■ WHAT IS BEING ASKED:
Show, in full, each line of the data that contains "الصدر".

■ RECORDS PROVIDED:
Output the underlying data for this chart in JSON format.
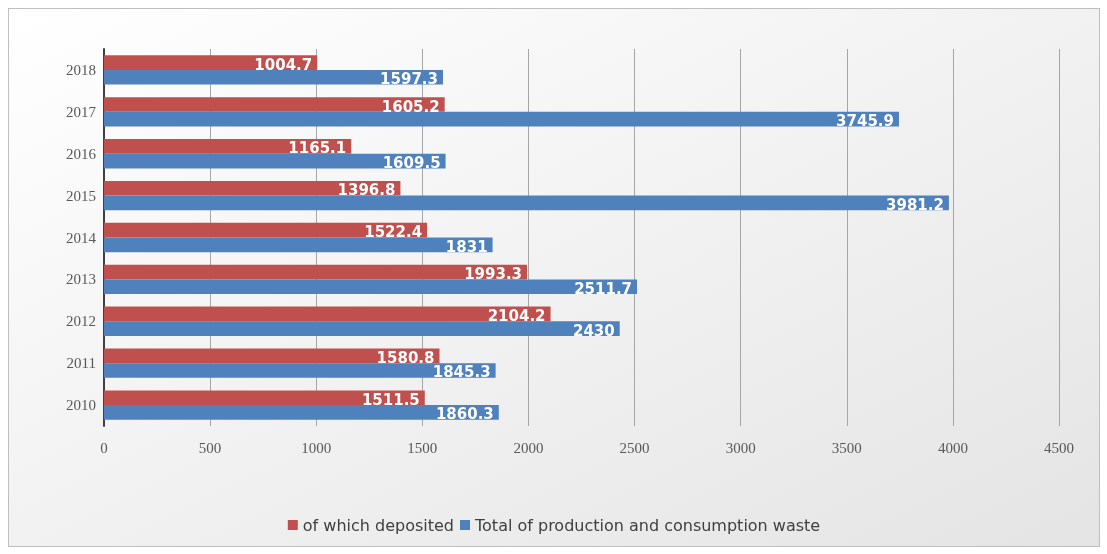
{
  "chart_data": {
    "type": "bar",
    "orientation": "horizontal",
    "categories": [
      "2018",
      "2017",
      "2016",
      "2015",
      "2014",
      "2013",
      "2012",
      "2011",
      "2010"
    ],
    "series": [
      {
        "name": "of which deposited",
        "color": "#c0504d",
        "values": [
          1004.7,
          1605.2,
          1165.1,
          1396.8,
          1522.4,
          1993.3,
          2104.2,
          1580.8,
          1511.5
        ]
      },
      {
        "name": "Total of production and consumption waste",
        "color": "#4f81bd",
        "values": [
          1597.3,
          3745.9,
          1609.5,
          3981.2,
          1831,
          2511.7,
          2430,
          1845.3,
          1860.3
        ]
      }
    ],
    "xlim": [
      0,
      4500
    ],
    "xticks": [
      0,
      500,
      1000,
      1500,
      2000,
      2500,
      3000,
      3500,
      4000,
      4500
    ],
    "grid": "x",
    "legend": "bottom",
    "data_labels": true
  }
}
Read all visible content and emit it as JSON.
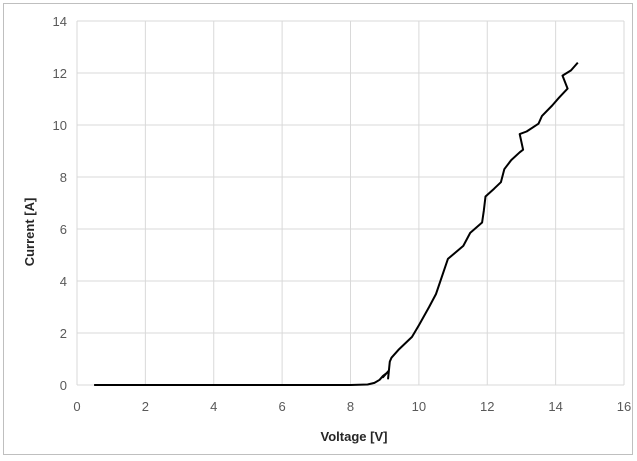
{
  "chart_data": {
    "type": "line",
    "title": "",
    "xlabel": "Voltage [V]",
    "ylabel": "Current [A]",
    "xlim": [
      0,
      16
    ],
    "ylim": [
      0,
      14
    ],
    "xticks": [
      0,
      2,
      4,
      6,
      8,
      10,
      12,
      14,
      16
    ],
    "yticks": [
      0,
      2,
      4,
      6,
      8,
      10,
      12,
      14
    ],
    "grid": true,
    "legend": "none",
    "line_color": "#000000",
    "grid_color": "#d9d9d9",
    "series": [
      {
        "x": [
          0.5,
          8.0,
          8.5,
          8.7,
          8.85,
          8.95,
          9.05,
          8.95,
          9.12,
          9.1,
          9.15,
          9.2,
          9.4,
          9.8,
          10.0,
          10.3,
          10.5,
          10.85,
          11.3,
          11.5,
          11.85,
          11.9,
          11.95,
          12.2,
          12.4,
          12.5,
          12.7,
          12.95,
          13.05,
          12.95,
          13.15,
          13.5,
          13.6,
          13.9,
          14.1,
          14.35,
          14.2,
          14.45,
          14.65
        ],
        "y": [
          0.0,
          0.0,
          0.02,
          0.08,
          0.2,
          0.35,
          0.45,
          0.3,
          0.55,
          0.25,
          0.9,
          1.05,
          1.35,
          1.85,
          2.3,
          3.0,
          3.5,
          4.85,
          5.35,
          5.85,
          6.25,
          6.7,
          7.25,
          7.55,
          7.8,
          8.3,
          8.65,
          8.95,
          9.05,
          9.65,
          9.75,
          10.05,
          10.35,
          10.75,
          11.05,
          11.4,
          11.9,
          12.1,
          12.4
        ]
      }
    ]
  }
}
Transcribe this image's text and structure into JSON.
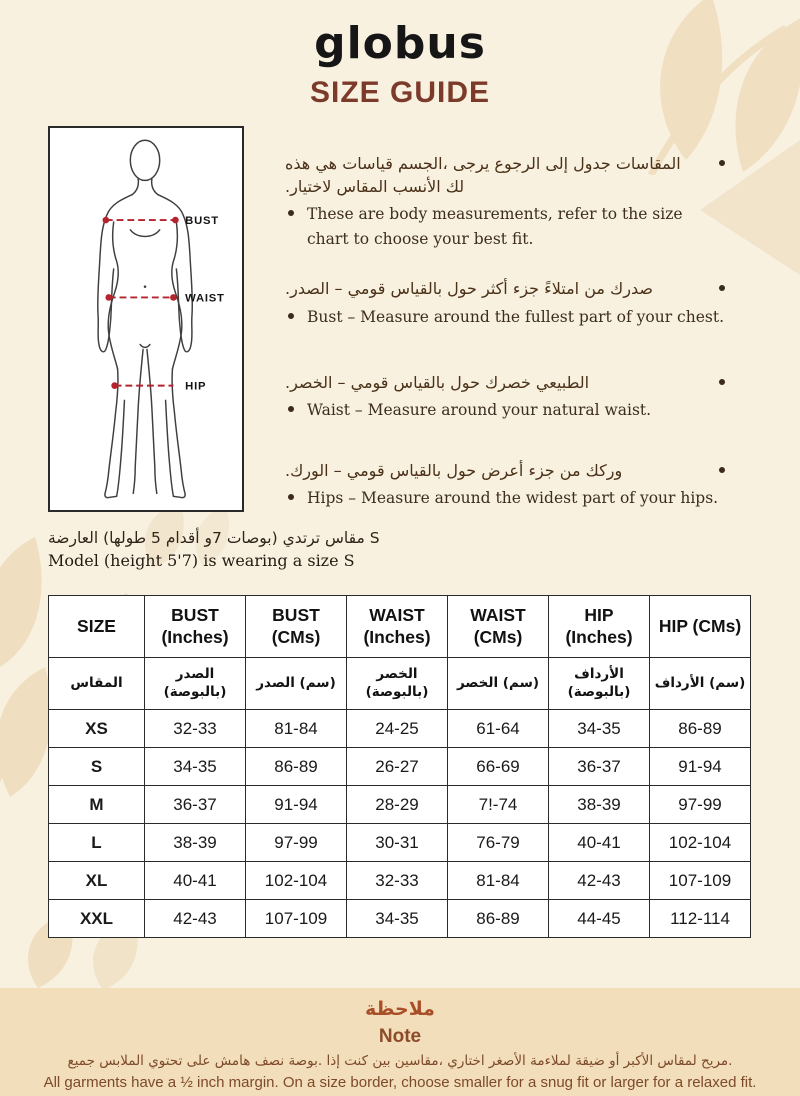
{
  "brand": "globus",
  "page_title": "SIZE GUIDE",
  "diagram": {
    "bust_label": "BUST",
    "waist_label": "WAIST",
    "hip_label": "HIP"
  },
  "intro_bullets": {
    "b1_ar_line1": "هذه هي قياسات الجسم، يرجى الرجوع إلى جدول المقاسات",
    "b1_ar_line2": ".لاختيار المقاس الأنسب لك",
    "b1_en": "These are body measurements, refer to the size chart to choose your best fit.",
    "b2_ar": ".الصدر – قومي بالقياس حول أكثر جزء امتلاءً من صدرك",
    "b2_en": "Bust – Measure around the fullest part of your chest.",
    "b3_ar": ".الخصر – قومي بالقياس حول خصرك الطبيعي",
    "b3_en": "Waist – Measure around your natural waist.",
    "b4_ar": ".الورك – قومي بالقياس حول أعرض جزء من وركك",
    "b4_en": "Hips – Measure around the widest part of your hips."
  },
  "model_note": {
    "ar": "العارضة (طولها 5 أقدام و7 بوصات) ترتدي مقاس S",
    "en": "Model (height 5'7) is wearing a size S"
  },
  "size_table": {
    "headers_en": [
      "SIZE",
      "BUST (Inches)",
      "BUST (CMs)",
      "WAIST (Inches)",
      "WAIST (CMs)",
      "HIP (Inches)",
      "HIP (CMs)"
    ],
    "headers_ar": [
      "المقاس",
      "الصدر (بالبوصة)",
      "الصدر (سم)",
      "الخصر (بالبوصة)",
      "الخصر (سم)",
      "الأرداف (بالبوصة)",
      "الأرداف (سم)"
    ],
    "rows": [
      {
        "size": "XS",
        "cells": [
          "32-33",
          "81-84",
          "24-25",
          "61-64",
          "34-35",
          "86-89"
        ]
      },
      {
        "size": "S",
        "cells": [
          "34-35",
          "86-89",
          "26-27",
          "66-69",
          "36-37",
          "91-94"
        ]
      },
      {
        "size": "M",
        "cells": [
          "36-37",
          "91-94",
          "28-29",
          "7!-74",
          "38-39",
          "97-99"
        ]
      },
      {
        "size": "L",
        "cells": [
          "38-39",
          "97-99",
          "30-31",
          "76-79",
          "40-41",
          "102-104"
        ]
      },
      {
        "size": "XL",
        "cells": [
          "40-41",
          "102-104",
          "32-33",
          "81-84",
          "42-43",
          "107-109"
        ]
      },
      {
        "size": "XXL",
        "cells": [
          "42-43",
          "107-109",
          "34-35",
          "86-89",
          "44-45",
          "112-114"
        ]
      }
    ]
  },
  "note": {
    "title_ar": "ملاحظة",
    "title_en": "Note",
    "body_ar": "جميع الملابس تحتوي على هامش نصف بوصة. إذا كنت بين مقاسين، اختاري الأصغر لملاءمة ضيقة أو الأكبر لمقاس مريح.",
    "body_en": "All garments have a ½ inch margin. On a size border, choose smaller for a snug fit or larger for a relaxed fit."
  },
  "colors": {
    "background": "#f8f1e0",
    "leaf": "#f0dfc1",
    "title_brown": "#7c3a2a",
    "measure_red": "#b5232d",
    "note_band": "#f2debb",
    "note_accent": "#a94f28",
    "table_border": "#2b2b2b"
  }
}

■ SOLUTION FOR THIS TASK:
    "b2_ar": ".الصدر – قومي بالقياس حول أكثر جزء امتلاءً من صدرك",
      "الصدر (بالبوصة)",
      "الصدر (سم)",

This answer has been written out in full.